**Texte source**
Toute réussite d’une démarche se mesure à l’atteinte des objectifs assignés. Partageant les objectifs du « manifeste » de Chantilly pour une « transition sans Kabila », l’église catholique avait promis sa contribution à sa mise en oeuvre. Or, au bout de trois marches et de quelques tintements des cloches paroissiales à Kinshasa, Kabila est toujours en fonction et la fameuse « TSK » ne fait plus recette. Donc la « milice » kinoise de Monsengwo n’a remporté aucune victoire. CQFD !
Le Comité Laïc de Coordination (CLC) a déclaré avoir suspendu ses manifestations, justifiant cette décision par une série de victoires (10 au total) qu’il aurait remportés sur le régime en place conformément à la Constitution. Cette position a suscité le désappointement des esprits bien-pensants qui n’ont pas hésité de parler de parjure de cette structure face à ses propres engagements et aux objectifs que visaient les marches et autres sonneries de cloches lancés depuis la fin 2017.
« Le succès ou la victoire d’une marche se mesure à l’atteinte des objectifs fixés et aux résultats escomptés. C’est le B-A-BA du mangement et de la gestion des projets », fait observer un spécialiste en la matière qui se dit « ahuri d’apprendre ce genre d’énormités de la part des animateurs du CLC dont certains sont pourtant d’éminents professeurs d’université ».
Révélation de Kabund sur les marches : 50/50 pour une « transition sans Kabila »
Pour bien comprendre la vraie nature du combat du Cardinal Monsengwo à travers le CLC, il faut remonter à l’escapade de Chantilly, en France, où des organisations de la société civile (surtout les mouvements dits citoyens) et l’église catholique avaient signé un « manifeste » dont l’objectif clairement affiché était d’instaurer une « transition sans Kabila » au lendemain du 31 décembre 2017 si les élections ne se tenaient pas à cette date tel que prévu dans l’accord de la St Sylvestre 2016. Pour y arriver, les signataires appellent les citoyens et les partis politiques congolais à adhérer à ce manifeste et exigent le départ de Kabila. Pour ce faire, ils promettent une « grande campagne d’actions pacifiques et non violentes » pour mettre en place une « transition citoyenne ». Le point culminant de ces actions était justement cette date du 31 décembre 2017.
Dans la même période et pour la même démarche, une délégation de l’église catholique en mission à Paris puis Bruxelles avait pris l’engagement d’offrir le cadre de ses paroisses et ses services pour sensibiliser les masses et les mobiliser en vue de la réalisation des objectifs fixés dans le « manifeste ». Et c’est ce qui est justement arrivé, mais sous un camouflage avec un objectif de façade visant à obtenir l’application intégrale de l’accord politique dans ses volets de décrispation et de dédoublement des partis politiques. D’ailleurs, très récemment au cours d’une émission télévisée, le Secrétaire général de l’Udps, Jean-Marc Kabund, avait révélé que les différentes manifestations initiées l’avaient été en partenariat 50/50 entre l’église et les partis politiques de l’opposition ainsi que les mouvements dits citoyens de leur obédience.

**Consignes**
- A) Répondez à ces questions à partir du texte sur le CLC :
(i) Dans quelle ville et quel pays le « manifeste » a-t-il été signé ?
(ii) Combien de victoires le CLC affirme-t-il avoir remportées ?
(iii) Selon la révélation de Jean-Marc Kabund, quelle était la répartition du partenariat derrière les manifestations ?
- B) Résumez le texte sur le CLC en deux phrases.
- C) Rédigez la suite du texte sur le CLC, à partir de sa dernière phrase.

**Lignes brutes**
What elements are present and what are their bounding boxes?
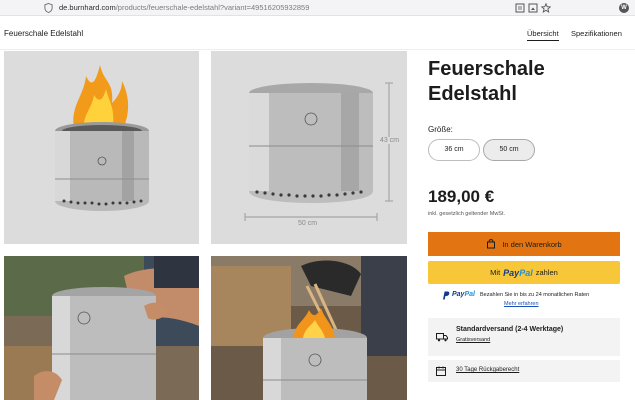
- fire-pit-dimensions-illustration: [211, 51, 407, 244]
- returns-info-box: 30 Tage Rückgaberecht: [428, 360, 620, 382]
- shopping-bag-icon: [487, 239, 496, 249]
- product-name-line2: Edelstahl: [428, 83, 517, 105]
- account-avatar[interactable]: W: [619, 3, 629, 13]
- shipping-info-box: Standardversand (2-4 Werktage) Gratisver…: [428, 318, 620, 356]
- lifestyle-fire-illustration: [211, 256, 407, 400]
- bookmark-star-icon[interactable]: [541, 3, 551, 13]
- paypal-wordmark: PayPal: [503, 267, 533, 278]
- add-to-cart-label: In den Warenkorb: [502, 239, 562, 249]
- paypal-suffix: zahlen: [535, 268, 558, 277]
- site-header: Feuerschale Edelstahl Übersicht Spezifik…: [0, 17, 635, 50]
- url-text[interactable]: de.burnhard.com/products/feuerschale-ede…: [59, 3, 309, 12]
- product-image-flames[interactable]: [4, 51, 199, 244]
- paypal-installments-text: Bezahlen Sie in bis zu 24 monatlichen Ra…: [480, 292, 590, 298]
- size-label: Größe:: [428, 125, 453, 134]
- header-product-title: Feuerschale Edelstahl: [4, 29, 84, 38]
- dimension-height-label: 43 cm: [380, 137, 400, 144]
- shield-icon: [44, 3, 53, 13]
- add-to-cart-button[interactable]: In den Warenkorb: [428, 232, 620, 256]
- paypal-learn-more-link[interactable]: Mehr erfahren: [504, 301, 539, 307]
- delivery-truck-icon: [436, 333, 448, 342]
- browser-url-bar[interactable]: de.burnhard.com/products/feuerschale-ede…: [0, 0, 635, 16]
- paypal-checkout-button[interactable]: Mit PayPal zahlen: [428, 261, 620, 284]
- fire-pit-flames-illustration: [4, 51, 199, 244]
- paypal-prefix: Mit: [490, 268, 501, 277]
- product-image-lifestyle-fire[interactable]: [211, 256, 407, 400]
- paypal-p-icon: [443, 291, 450, 300]
- product-price: 189,00 €: [428, 187, 495, 206]
- product-name: Feuerschale Edelstahl: [428, 57, 628, 107]
- dimension-width-label: 50 cm: [298, 220, 318, 227]
- lifestyle-hands-illustration: [4, 256, 199, 400]
- reader-view-icon[interactable]: [515, 3, 525, 13]
- product-name-line1: Feuerschale: [428, 58, 545, 80]
- nav-overview-link[interactable]: Übersicht: [527, 29, 559, 41]
- calendar-icon: [436, 366, 446, 376]
- returns-policy-link[interactable]: 30 Tage Rückgaberecht: [456, 367, 519, 373]
- shipping-title: Standardversand (2-4 Werktage): [456, 326, 564, 333]
- screenshot-icon[interactable]: [528, 3, 538, 13]
- free-shipping-link[interactable]: Gratisversand: [456, 337, 490, 343]
- nav-specifications-link[interactable]: Spezifikationen: [571, 29, 622, 38]
- tax-note: inkl. gesetzlich geltender MwSt.: [428, 211, 506, 217]
- size-option-36cm[interactable]: 36 cm: [428, 139, 480, 161]
- product-image-dimensions[interactable]: 43 cm 50 cm: [211, 51, 407, 244]
- product-image-lifestyle-hands[interactable]: [4, 256, 199, 400]
- size-option-50cm[interactable]: 50 cm: [483, 139, 535, 161]
- paypal-logo-text: PayPal: [452, 291, 475, 298]
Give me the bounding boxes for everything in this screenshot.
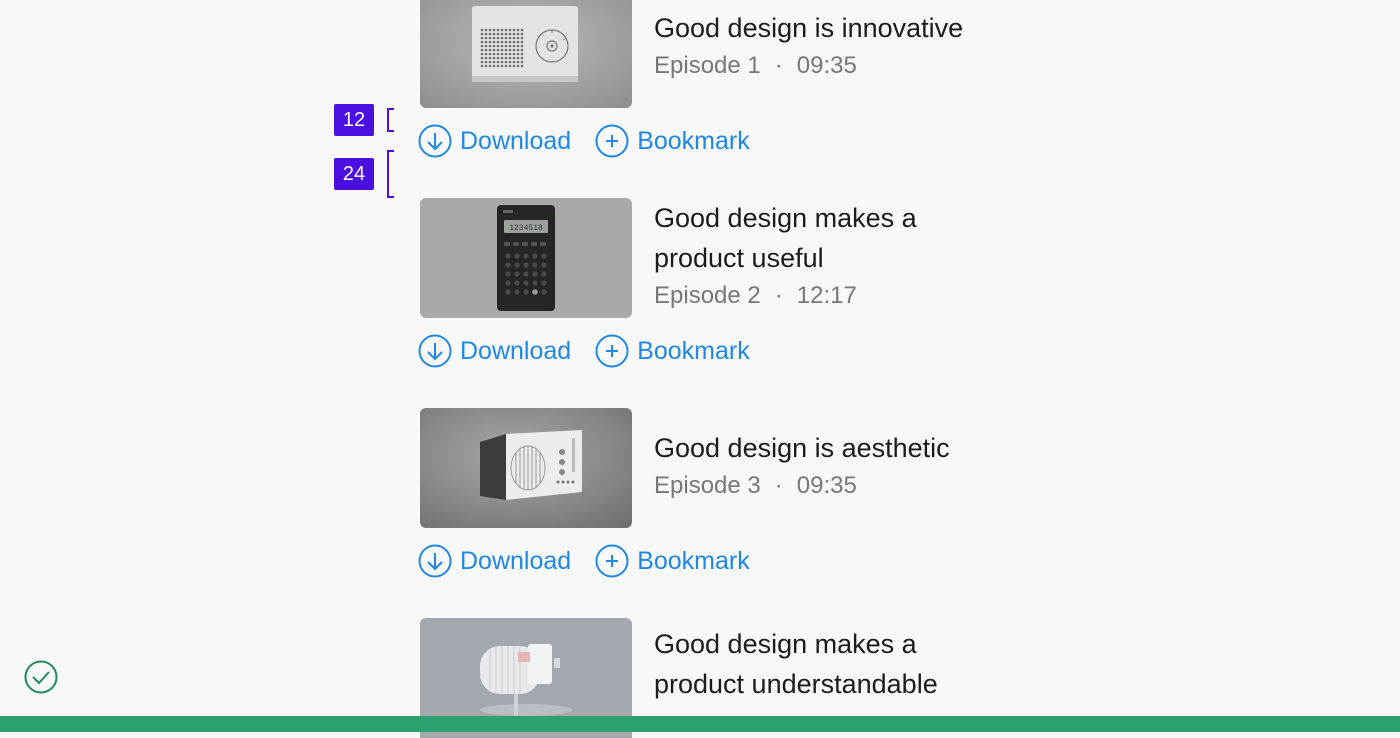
check-circle-icon <box>24 660 58 694</box>
add-bookmark-icon <box>595 334 629 368</box>
episode-meta: Episode 2 · 12:17 <box>654 278 1014 314</box>
calculator-thumbnail-icon: 1234518 <box>420 198 632 318</box>
download-button[interactable]: Download <box>418 334 571 368</box>
bookmark-button[interactable]: Bookmark <box>595 544 750 578</box>
download-label: Download <box>460 337 572 365</box>
episode-title[interactable]: Good design makes a product understandab… <box>654 624 1014 704</box>
episode-actions: Download Bookmark <box>418 124 750 158</box>
episode-thumbnail[interactable] <box>420 408 632 528</box>
episode-info: Good design makes a product understandab… <box>654 624 1014 704</box>
episode-list-page: 12 24 Good design is innovative Episode … <box>0 0 1400 738</box>
bookmark-button[interactable]: Bookmark <box>595 124 750 158</box>
episode-number: Episode 2 <box>654 282 761 309</box>
spacing-annotation-24: 24 <box>334 150 394 198</box>
episode-thumbnail[interactable]: 1234518 <box>420 198 632 318</box>
speaker-radio-thumbnail-icon <box>420 408 632 528</box>
meta-separator: · <box>774 282 783 309</box>
episode-title[interactable]: Good design is aesthetic <box>654 428 1014 468</box>
episode-meta: Episode 3 · 09:35 <box>654 468 1014 504</box>
download-label: Download <box>460 547 572 575</box>
spacing-bracket <box>387 108 394 132</box>
add-bookmark-icon <box>595 124 629 158</box>
episode-title[interactable]: Good design makes a product useful <box>654 198 1014 278</box>
episode-duration: 12:17 <box>796 282 857 309</box>
spacing-annotation-12: 12 <box>334 104 394 136</box>
episode-actions: Download Bookmark <box>418 334 750 368</box>
episode-info: Good design is innovative Episode 1 · 09… <box>654 8 1014 84</box>
status-bar <box>0 716 1400 732</box>
radio-thumbnail-icon <box>420 0 632 108</box>
meta-separator: · <box>774 52 783 79</box>
episode-title[interactable]: Good design is innovative <box>654 8 1014 48</box>
download-icon <box>418 334 452 368</box>
bookmark-button[interactable]: Bookmark <box>595 334 750 368</box>
episode-info: Good design makes a product useful Episo… <box>654 198 1014 314</box>
download-icon <box>418 124 452 158</box>
svg-text:1234518: 1234518 <box>509 224 543 233</box>
episode-number: Episode 1 <box>654 52 761 79</box>
episode-info: Good design is aesthetic Episode 3 · 09:… <box>654 428 1014 504</box>
download-button[interactable]: Download <box>418 544 571 578</box>
meta-separator: · <box>774 472 783 499</box>
spacing-badge: 12 <box>334 104 374 136</box>
download-icon <box>418 544 452 578</box>
download-button[interactable]: Download <box>418 124 571 158</box>
episode-duration: 09:35 <box>796 472 857 499</box>
episode-thumbnail[interactable] <box>420 0 632 108</box>
spacing-badge: 24 <box>334 158 374 190</box>
bookmark-label: Bookmark <box>637 127 750 155</box>
episode-number: Episode 3 <box>654 472 761 499</box>
episode-duration: 09:35 <box>796 52 857 79</box>
bookmark-label: Bookmark <box>637 547 750 575</box>
episode-actions: Download Bookmark <box>418 544 750 578</box>
bookmark-label: Bookmark <box>637 337 750 365</box>
spacing-bracket <box>387 150 394 198</box>
add-bookmark-icon <box>595 544 629 578</box>
download-label: Download <box>460 127 572 155</box>
episode-meta: Episode 1 · 09:35 <box>654 48 1014 84</box>
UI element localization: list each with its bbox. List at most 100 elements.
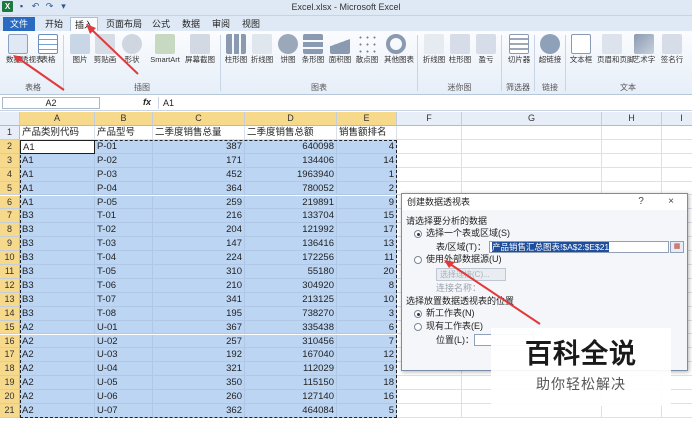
cell-f21[interactable]: [397, 404, 462, 418]
cell-d19[interactable]: 115150: [245, 376, 337, 391]
shapes-button[interactable]: 形状: [120, 34, 144, 78]
line-chart-button[interactable]: 折线图: [250, 34, 274, 78]
cell-f3[interactable]: [397, 153, 462, 168]
cell-d12[interactable]: 304920: [245, 278, 337, 293]
cell-a18[interactable]: A2: [20, 362, 95, 377]
textbox-button[interactable]: 文本框: [569, 34, 593, 78]
cell-a5[interactable]: A1: [20, 181, 95, 196]
row-header-3[interactable]: 3: [0, 153, 20, 168]
cell-d6[interactable]: 219891: [245, 195, 337, 210]
row-header-6[interactable]: 6: [0, 195, 20, 210]
cell-d7[interactable]: 133704: [245, 209, 337, 224]
cell-f19[interactable]: [397, 376, 462, 391]
cell-h21[interactable]: [602, 404, 662, 418]
cell-d10[interactable]: 172256: [245, 251, 337, 265]
column-header-c[interactable]: C: [153, 112, 245, 126]
row-header-13[interactable]: 13: [0, 292, 20, 307]
select-all-corner[interactable]: [0, 112, 20, 126]
cell-a19[interactable]: A2: [20, 376, 95, 391]
sparkline-column-button[interactable]: 柱形图: [448, 34, 472, 78]
cell-i21[interactable]: [662, 404, 692, 418]
cell-a11[interactable]: B3: [20, 265, 95, 279]
cell-e5[interactable]: 2: [337, 181, 397, 196]
cell-b20[interactable]: U-06: [95, 390, 153, 404]
cell-c3[interactable]: 171: [153, 153, 245, 168]
row-header-21[interactable]: 21: [0, 404, 20, 418]
cell-c17[interactable]: 192: [153, 348, 245, 363]
cell-c6[interactable]: 259: [153, 195, 245, 210]
cell-i3[interactable]: [662, 154, 692, 168]
cell-b18[interactable]: U-04: [95, 362, 153, 377]
cell-d21[interactable]: 464084: [245, 404, 337, 418]
cell-e1[interactable]: 销售额排名: [337, 126, 397, 140]
cell-d2[interactable]: 640098: [245, 139, 337, 154]
cell-c10[interactable]: 224: [153, 251, 245, 265]
cell-c8[interactable]: 204: [153, 223, 245, 238]
row-header-2[interactable]: 2: [0, 139, 20, 154]
row-header-1[interactable]: 1: [0, 126, 20, 140]
slicer-button[interactable]: 切片器: [505, 34, 533, 78]
cell-c21[interactable]: 362: [153, 404, 245, 418]
cell-g3[interactable]: [462, 153, 602, 168]
formula-input[interactable]: A1: [158, 97, 690, 109]
cell-a21[interactable]: A2: [20, 404, 95, 418]
cell-d9[interactable]: 136416: [245, 237, 337, 252]
cell-f20[interactable]: [397, 390, 462, 404]
cell-e21[interactable]: 5: [337, 404, 397, 418]
range-picker-icon[interactable]: ▦: [670, 241, 684, 253]
cell-f2[interactable]: [397, 139, 462, 154]
cell-c12[interactable]: 210: [153, 278, 245, 293]
wordart-button[interactable]: 艺术字: [632, 34, 656, 78]
row-header-10[interactable]: 10: [0, 251, 20, 265]
clip-art-button[interactable]: 剪贴画: [93, 34, 117, 78]
row-header-8[interactable]: 8: [0, 223, 20, 238]
cell-d3[interactable]: 134406: [245, 153, 337, 168]
column-header-b[interactable]: B: [95, 112, 153, 126]
radio-existing-worksheet[interactable]: [414, 323, 422, 331]
cell-d5[interactable]: 780052: [245, 181, 337, 196]
cell-b7[interactable]: T-01: [95, 209, 153, 224]
cell-b15[interactable]: U-01: [95, 320, 153, 335]
cell-d4[interactable]: 1963940: [245, 167, 337, 182]
radio-select-range[interactable]: [414, 230, 422, 238]
cell-c4[interactable]: 452: [153, 167, 245, 182]
cell-a2[interactable]: A1: [20, 139, 95, 154]
tab-home[interactable]: 开始: [40, 17, 68, 31]
cell-h2[interactable]: [602, 139, 662, 154]
cell-a13[interactable]: B3: [20, 292, 95, 307]
cell-e20[interactable]: 16: [337, 390, 397, 404]
cell-d20[interactable]: 127140: [245, 390, 337, 404]
cell-c18[interactable]: 321: [153, 362, 245, 377]
cell-b21[interactable]: U-07: [95, 404, 153, 418]
cell-c11[interactable]: 310: [153, 265, 245, 279]
row-header-19[interactable]: 19: [0, 376, 20, 391]
tab-review[interactable]: 审阅: [208, 17, 234, 31]
cell-b3[interactable]: P-02: [95, 153, 153, 168]
cell-e13[interactable]: 10: [337, 292, 397, 307]
area-chart-button[interactable]: 面积图: [328, 34, 352, 78]
name-box[interactable]: A2: [2, 97, 100, 109]
cell-d14[interactable]: 738270: [245, 306, 337, 321]
cell-a8[interactable]: B3: [20, 223, 95, 238]
column-header-a[interactable]: A: [20, 112, 95, 126]
cell-d16[interactable]: 310456: [245, 334, 337, 349]
cell-a14[interactable]: B3: [20, 306, 95, 321]
cell-c19[interactable]: 350: [153, 376, 245, 391]
cell-b1[interactable]: 产品型号: [95, 126, 153, 140]
sparkline-line-button[interactable]: 折线图: [422, 34, 446, 78]
cell-a10[interactable]: B3: [20, 251, 95, 265]
cell-a9[interactable]: B3: [20, 237, 95, 252]
tab-insert[interactable]: 插入: [70, 17, 98, 31]
cell-e19[interactable]: 18: [337, 376, 397, 391]
cell-a17[interactable]: A2: [20, 348, 95, 363]
cell-e15[interactable]: 6: [337, 320, 397, 335]
radio-external-source[interactable]: [414, 256, 422, 264]
cell-b8[interactable]: T-02: [95, 223, 153, 238]
column-header-g[interactable]: G: [462, 112, 602, 126]
cell-e11[interactable]: 20: [337, 265, 397, 279]
cell-e6[interactable]: 9: [337, 195, 397, 210]
cell-e8[interactable]: 17: [337, 223, 397, 238]
tab-view[interactable]: 视图: [238, 17, 264, 31]
cell-a3[interactable]: A1: [20, 153, 95, 168]
cell-c20[interactable]: 260: [153, 390, 245, 404]
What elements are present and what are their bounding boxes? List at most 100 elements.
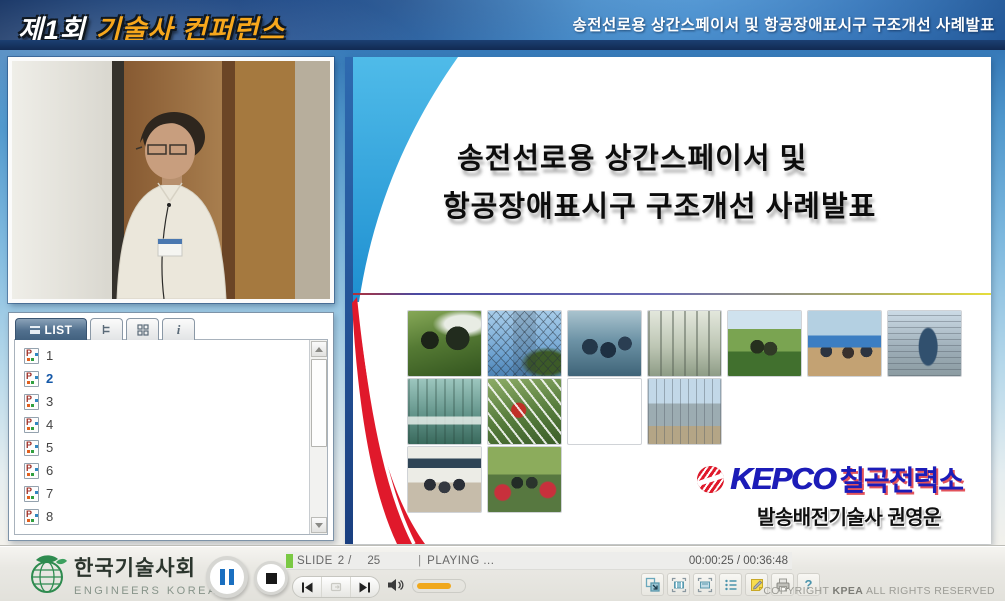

**Ensemble des réponses**
- A)
(i) À Chantilly, en France.
(ii) Dix victoires.
(iii) Un partenariat 50/50 entre l'Église, d'une part, et les partis politiques de l'opposition ainsi que les mouvements dits citoyens de leur obédience, d'autre part.

- B) Le CLC a suspendu ses manifestations en revendiquant dix victoires, mais, comme Kabila est toujours en fonction, le texte estime qu'il n'en a remporté aucune. Le texte rattache ce combat au « manifeste » de Chantilly, qui visait une « transition sans Kabila » et que l'Église catholique avait promis de soutenir, et rapporte que Jean-Marc Kabund a révélé un partenariat 50/50 entre l'Église et l'opposition dans ces manifestations.

- C)
Combat en dehors de la légalité
Tout au long des actions du CLC sous la conduite personnelle du Cardinal Monsengwo, l’indignation ne cessait de se corser aussi bien sur l’existence de cette structure que sur ses méthodes illégales consistant à décréter des marches sans indiquer à l’autorité publique l’itinéraire comme l’exige la loi pour lui permettre éventuellement d’organiser l’encadrement. Pire encore, les organisateurs sèchent les rencontres avec l’autorité publique à l’occasion desquelles ces dispositions sur les itinéraires doivent être examinées de commun accord. Bref, autant de manœuvres plus rapprochées de la subversion que d’un combat noble qui ne s’accommode pas d’entorses aux lois en vigueur.
C’est lorsque la tension atteint son paroxysme après la deuxième marche dite des chrétiens et que le Clc annonce une troisième marche au sujet de laquelle le Nonce apostolique parle d’une « recognition temporaire » du Clc au sein de l’archevêché de Kinshasa et que, quelques jours après, le Cardinal Monsengwo fait diffuser dans les réseaux sociaux une déclaration de reconnaissance antidatée à novembre 2017. Dans la même période, l’archevêque de Kinshasa réussit également à faire reconnaître son Clc par la Cenco à la faveur d’une assemblée plénière extraordinaire, même si, depuis lors, certains membres du clergé ont choisi de se faire discrets pour manifester leur désapprobation par le silence.
C’est après ce réajustement interne que les organisateurs des marches délèguent leurs avocats pour rencontrer l’autorité publique en précision de la troisième marche qu’ils ont convoquée. Mais l’autorité publique refusera de les recevoir.
Preuve de l’échec et la vraie raison du mensonge
En clair, par ces deux derniers gestes, le Cardinal Monsengwo reconnaissait implicitement l’irrégularité dans laquelle évoluait sa structure pirate, mais aussi le caractère subversif des manifestations organisées. Qui renvoient directement au « manifeste » de Chantilly, aux objectifs indiqués dans ce document et au rôle que l’église s’était assignée dans la réalisation de ces objectifs.
De ce fait, prétendre que ces manifestations ont fait engranger des « victoires » à leurs organisateurs n’est qu’un odieux parjure de la part des personnes qui prétendent défendre et promouvoir des valeurs qu’ils dénient à d’autres, sous prétexte d’œuvrer pour une RDC meilleure. A ce jour, en effet, le Président en exercice est toujours en fonction et les dossiers de décrispation politique est toujours à l’examen au niveau du Comité National de Suivi de l’Accord et du Processus électoral qui en a la compétence légale.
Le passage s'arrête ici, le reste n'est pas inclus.